Given task - Extract the listing in its entirety, keeping each line identical to the original.

Data supplied -

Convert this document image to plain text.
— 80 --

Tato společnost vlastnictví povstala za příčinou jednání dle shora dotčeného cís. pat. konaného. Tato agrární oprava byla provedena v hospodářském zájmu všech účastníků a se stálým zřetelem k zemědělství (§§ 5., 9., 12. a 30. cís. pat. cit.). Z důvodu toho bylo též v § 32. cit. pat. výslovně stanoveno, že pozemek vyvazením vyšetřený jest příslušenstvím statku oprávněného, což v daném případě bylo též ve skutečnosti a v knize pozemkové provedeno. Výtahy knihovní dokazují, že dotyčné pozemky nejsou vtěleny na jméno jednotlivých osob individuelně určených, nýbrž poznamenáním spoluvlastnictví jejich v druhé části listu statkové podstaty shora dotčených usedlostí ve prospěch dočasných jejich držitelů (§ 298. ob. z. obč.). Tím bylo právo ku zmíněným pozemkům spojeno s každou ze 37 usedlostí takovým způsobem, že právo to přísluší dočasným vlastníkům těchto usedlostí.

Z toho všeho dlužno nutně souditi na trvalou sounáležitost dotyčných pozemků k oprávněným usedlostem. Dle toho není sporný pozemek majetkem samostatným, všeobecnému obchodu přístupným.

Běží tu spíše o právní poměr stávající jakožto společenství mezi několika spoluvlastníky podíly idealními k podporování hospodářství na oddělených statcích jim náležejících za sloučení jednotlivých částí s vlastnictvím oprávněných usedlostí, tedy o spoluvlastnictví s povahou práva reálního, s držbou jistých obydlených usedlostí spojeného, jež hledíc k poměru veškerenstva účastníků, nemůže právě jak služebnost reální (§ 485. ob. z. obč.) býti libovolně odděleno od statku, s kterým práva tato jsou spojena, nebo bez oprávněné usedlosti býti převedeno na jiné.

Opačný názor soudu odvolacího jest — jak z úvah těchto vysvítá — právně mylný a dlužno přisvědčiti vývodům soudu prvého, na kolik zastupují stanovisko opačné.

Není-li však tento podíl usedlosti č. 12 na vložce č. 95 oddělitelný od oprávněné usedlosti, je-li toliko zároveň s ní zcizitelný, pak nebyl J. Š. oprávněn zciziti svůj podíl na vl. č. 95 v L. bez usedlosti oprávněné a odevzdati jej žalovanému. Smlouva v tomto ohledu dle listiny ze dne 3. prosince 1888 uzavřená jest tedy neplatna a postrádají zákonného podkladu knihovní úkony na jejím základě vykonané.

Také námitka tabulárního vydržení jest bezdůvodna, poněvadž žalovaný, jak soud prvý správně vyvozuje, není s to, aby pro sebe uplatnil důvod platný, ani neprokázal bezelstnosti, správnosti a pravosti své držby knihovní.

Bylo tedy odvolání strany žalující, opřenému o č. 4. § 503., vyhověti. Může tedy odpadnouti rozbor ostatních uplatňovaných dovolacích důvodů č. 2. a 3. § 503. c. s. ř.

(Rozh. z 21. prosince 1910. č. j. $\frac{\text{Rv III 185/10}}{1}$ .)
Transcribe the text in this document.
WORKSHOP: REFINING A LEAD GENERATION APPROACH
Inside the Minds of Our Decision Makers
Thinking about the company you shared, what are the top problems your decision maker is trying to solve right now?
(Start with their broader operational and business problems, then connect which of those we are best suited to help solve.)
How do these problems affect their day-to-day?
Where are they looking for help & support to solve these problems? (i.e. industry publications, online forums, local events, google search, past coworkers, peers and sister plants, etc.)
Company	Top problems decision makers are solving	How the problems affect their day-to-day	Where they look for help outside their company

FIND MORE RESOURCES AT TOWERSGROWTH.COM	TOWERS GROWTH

Finished exercise -
Convert this document image to plain text.
— 80 --

Tato společnost vlastnictví povstala za příčinou jednání dle shora dotčeného cís. pat. konaného. Tato agrární oprava byla provedena v hospodářském zájmu všech účastníků a se stálým zřetelem k zemědělství (§§ 5., 9., 12. a 30. cís. pat. cit.). Z důvodu toho bylo též v § 32. cit. pat. výslovně stanoveno, že pozemek vyvazením vyšetřený jest příslušenstvím statku oprávněného, což v daném případě bylo též ve skutečnosti a v knize pozemkové provedeno. Výtahy knihovní dokazují, že dotyčné pozemky nejsou vtěleny na jméno jednotlivých osob individuelně určených, nýbrž poznamenáním spoluvlastnictví jejich v druhé části listu statkové podstaty shora dotčených usedlostí ve prospěch dočasných jejich držitelů (§ 298. ob. z. obč.). Tím bylo právo ku zmíněným pozemkům spojeno s každou ze 37 usedlostí takovým způsobem, že právo to přísluší dočasným vlastníkům těchto usedlostí.

Z toho všeho dlužno nutně souditi na trvalou sounáležitost dotyčných pozemků k oprávněným usedlostem. Dle toho není sporný pozemek majetkem samostatným, všeobecnému obchodu přístupným.

Běží tu spíše o právní poměr stávající jakožto společenství mezi několika spoluvlastníky podíly idealními k podporování hospodářství na oddělených statcích jim náležejících za sloučení jednotlivých částí s vlastnictvím oprávněných usedlostí, tedy o spoluvlastnictví s povahou práva reálního, s držbou jistých obydlených usedlostí spojeného, jež hledíc k poměru veškerenstva účastníků, nemůže právě jak služebnost reální (§ 485. ob. z. obč.) býti libovolně odděleno od statku, s kterým práva tato jsou spojena, nebo bez oprávněné usedlosti býti převedeno na jiné.

Opačný názor soudu odvolacího jest — jak z úvah těchto vysvítá — právně mylný a dlužno přisvědčiti vývodům soudu prvého, na kolik zastupují stanovisko opačné.

Není-li však tento podíl usedlosti č. 12 na vložce č. 95 oddělitelný od oprávněné usedlosti, je-li toliko zároveň s ní zcizitelný, pak nebyl J. Š. oprávněn zciziti svůj podíl na vl. č. 95 v L. bez usedlosti oprávněné a odevzdati jej žalovanému. Smlouva v tomto ohledu dle listiny ze dne 3. prosince 1888 uzavřená jest tedy neplatna a postrádají zákonného podkladu knihovní úkony na jejím základě vykonané.

Také námitka tabulárního vydržení jest bezdůvodna, poněvadž žalovaný, jak soud prvý správně vyvozuje, není s to, aby pro sebe uplatnil důvod platný, ani neprokázal bezelstnosti, správnosti a pravosti své držby knihovní.

Bylo tedy odvolání strany žalující, opřenému o č. 4. § 503., vyhověti. Může tedy odpadnouti rozbor ostatních uplatňovaných dovolacích důvodů č. 2. a 3. § 503. c. s. ř.

(Rozh. z 21. prosince 1910. č. j. $\frac{\text{Rv III 185/10}}{1}$ .)
Transcribe the text in this document.
WORKSHOP: REFINING A LEAD GENERATION APPROACH
Inside the Minds of Our Decision Makers
Thinking about the company you shared, what are the top problems your decision maker is trying to solve right now?
(Start with their broader operational and business problems, then connect which of those we are best suited to help solve.)
How do these problems affect their day-to-day?
Where are they looking for help & support to solve these problems? (i.e. industry publications, online forums, local events, google search, past coworkers, peers and sister plants, etc.)
Company	Top problems decision makers are solving	How the problems affect their day-to-day	Where they look for help outside their company

FIND MORE RESOURCES AT TOWERSGROWTH.COM	TOWERS GROWTH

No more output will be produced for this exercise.